--- Excerpt provided ---

In my previous post “How I Introduced Multitenant Architecture In my Web Application” I discussed database isolation as one of main requirements in a Multitenant SaaS application. So what are the reasons for data isolation? They are obvious and to lay them down.
- Security – The user does not want to mingle their data with their competitors.
- Scalability – There are many users, for example billion users in my webtop application :). So to deal with gazzilion bytes of data in a table and also to keep database sanity intact you need to chop down the table rows in smaller chunks.
- Combination of other two – Most of the users don’t mind their data coexisting with other users however there still are some fussy customers.
If you feel I left out points then please leave a comment or two. I will update my post.
Whatever be your reason once you decide to separate user data data you have to think about the ways by which you can achieve this. Once again I will lay down the approaches (Ok. I have again stolen the points from google, big deal.)
- Separate database instance – Each tenant has his own database instance.
- Separate schema but same database instance – Each tenant has his own schema or sets of table in a single database instance.
- Separate Rows – The database instance is same same however rows of tenant data is partitioned using some kind of discriminator (tenant_id for example).
Each approach has their own pros and cons. Kindly check the table compiled in postSaaS – Multi-Tenant Database Design Options. It compares the various approaches under different user requirements.
If you had to make your decision then you could easily choose The separate database instances for each tenant approach, but you know that it could prove costly in long run and also add to maintenance and administrative headache. So what to do now? Don’t worry there is a middle path which will help you counter all these. Can you tell me? No? Not to worry I am here for the rescue. Here is my fourth Multitenant database approach.
Sharding – http://en.wikipedia.org/wiki/Sharding
Sharding is a mechanism by which data of a table is horizontally partitioned across multiple database instances. Each of the independent database partition is called a Shard. Concept of Sharding is different than the Horizontal Partitioning. In horizontal partitioning the data in a single table in a single database instance is partitioned across rows. Meanwhile in sharding the horizontal partitioning is achieved across multiple database servers. The shards are not aware of each other and work independently with each other. They can be present in any database server in any data-center anywhere in the world. So now look at advantages of using this approach.

--- Data extract ---

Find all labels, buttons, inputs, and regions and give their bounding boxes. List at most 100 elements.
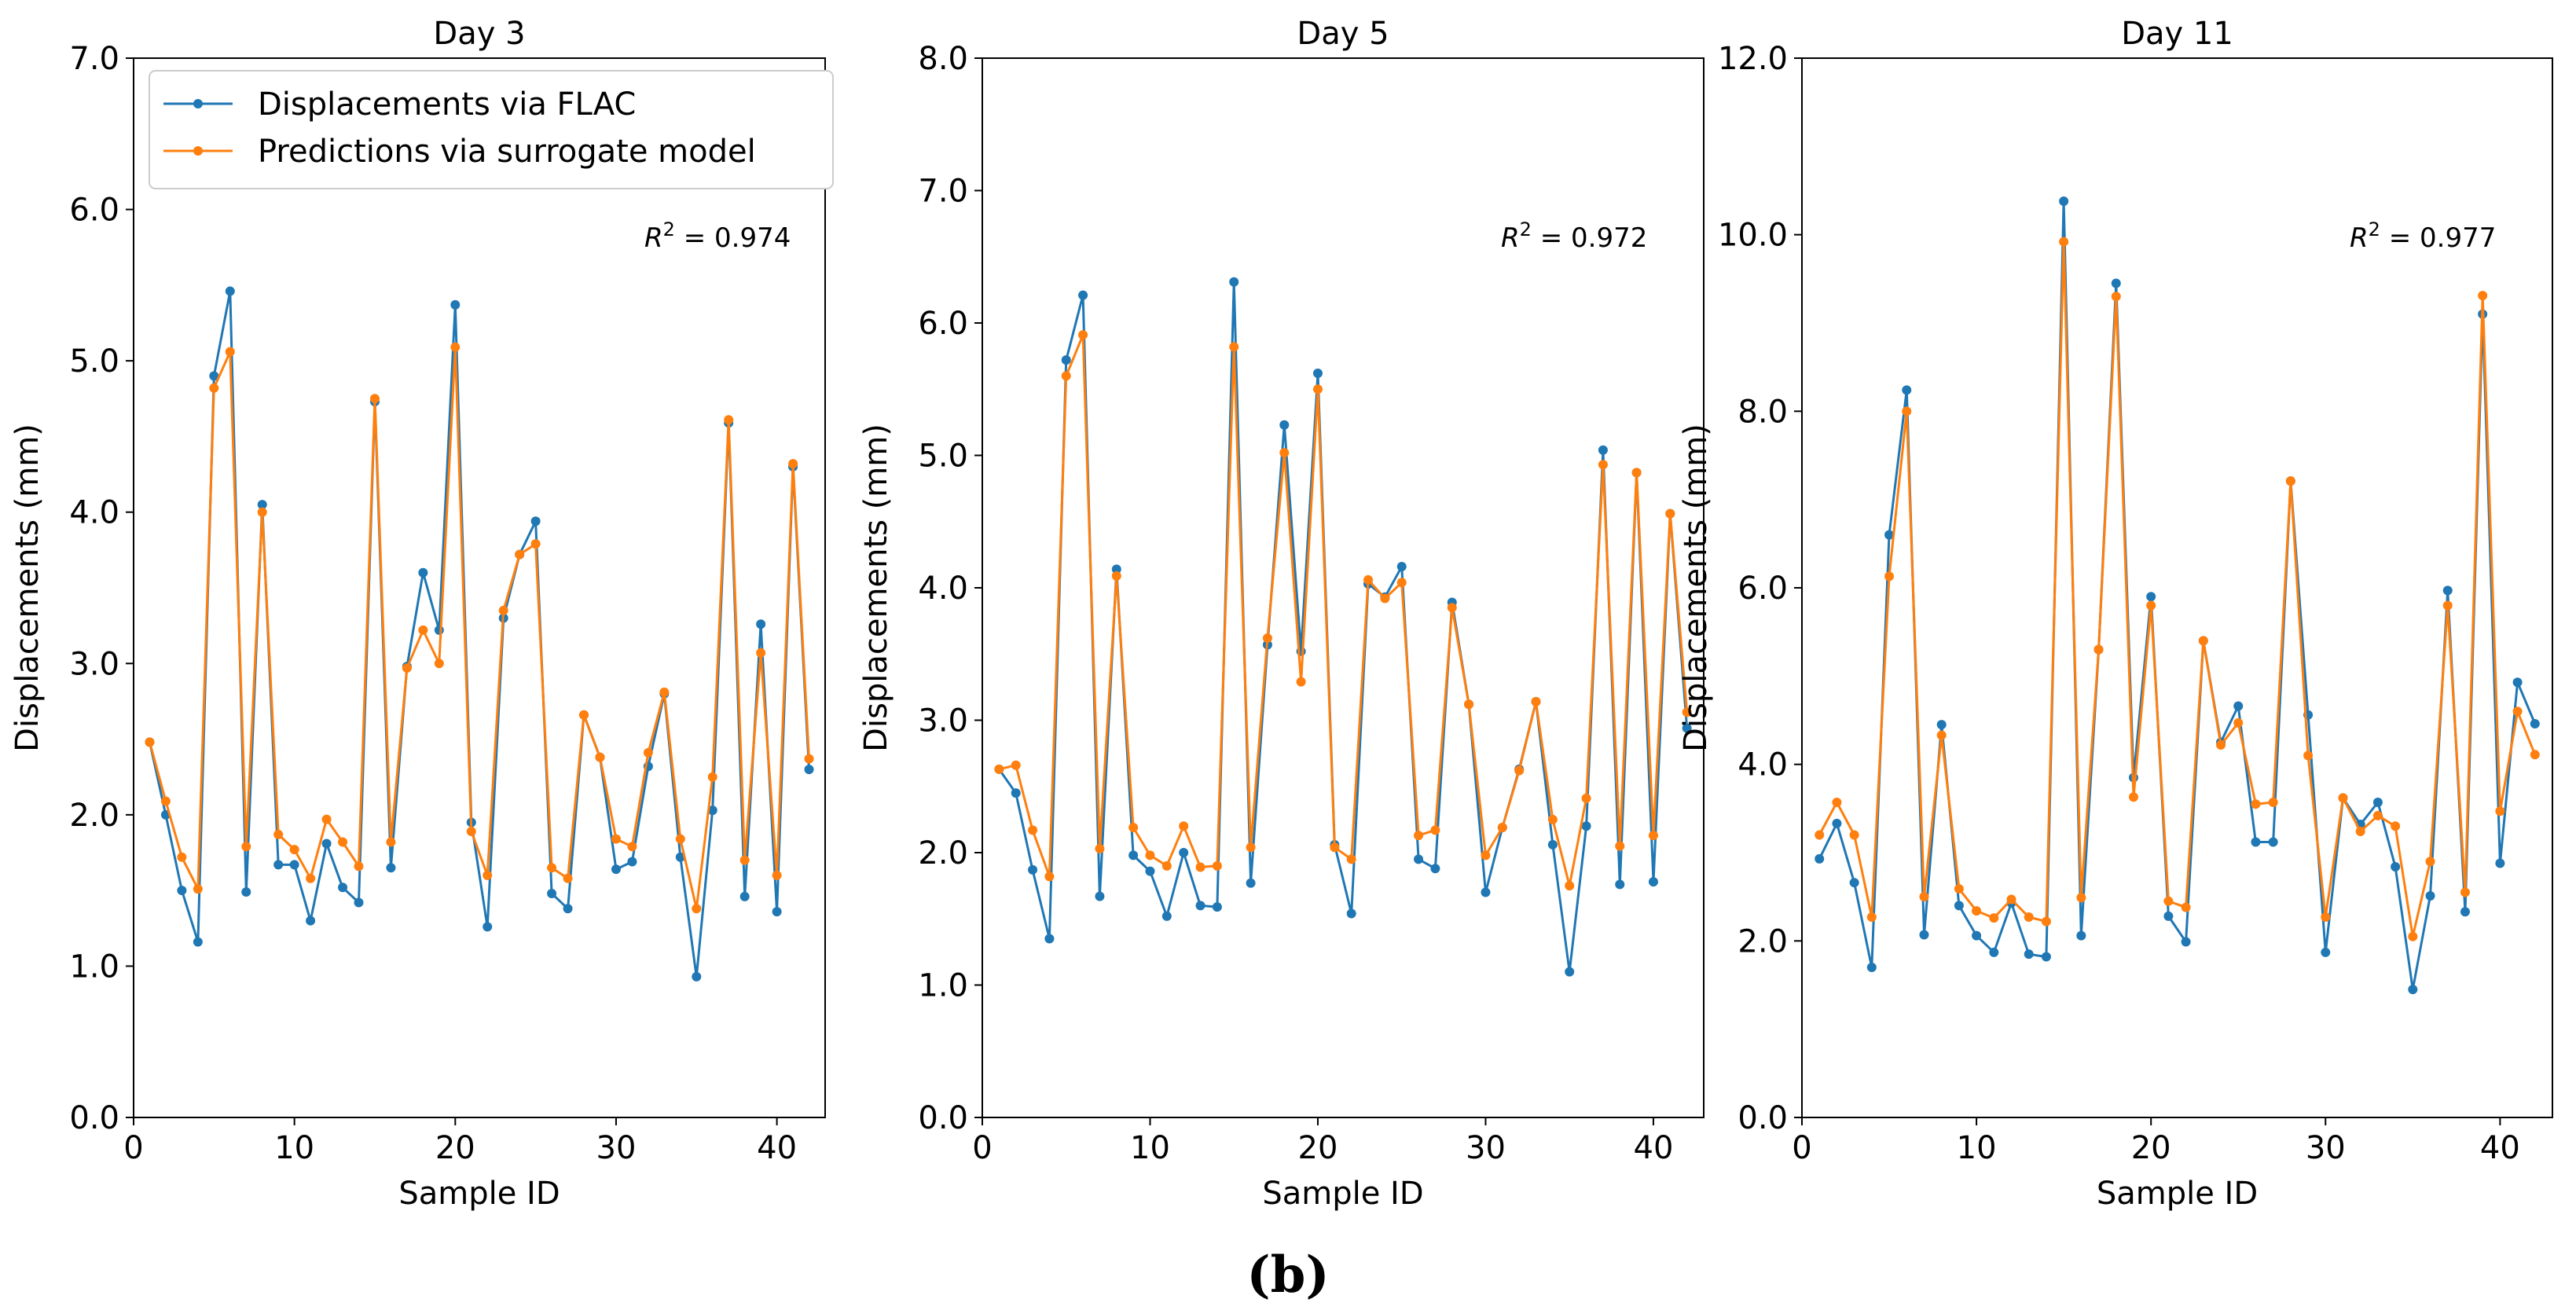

---

**Exercise objective**
Continue the post on multitenant database isolation and sharding, starting right after its final sentence.

**Task answer**
- The total number of rows in each table are lesser now. Hence the size of index hence the performance of queries improve.
- Due to sharding not only the problematic table is spread across multiple database other table are also replicated across multiple database instances hence overall load on a database is reduced hence improving performance. In other words we have a database cluster each serving its own bunch of clients and each of which can be scaled in it own way.
- We can also get one shard for each tenant using this approach.
Ok, since we have the best approach (I know nosql cassandra etc lovers will be gunning for my head, but let me warn you I am very strong, I got super powers) now let us put our heads down and try to figure out how to implement sharding in your own cool application. But first let me pen down the approach once more
Multitenant database approach by horizontally partitioning data across multiple database instance each having identical schema.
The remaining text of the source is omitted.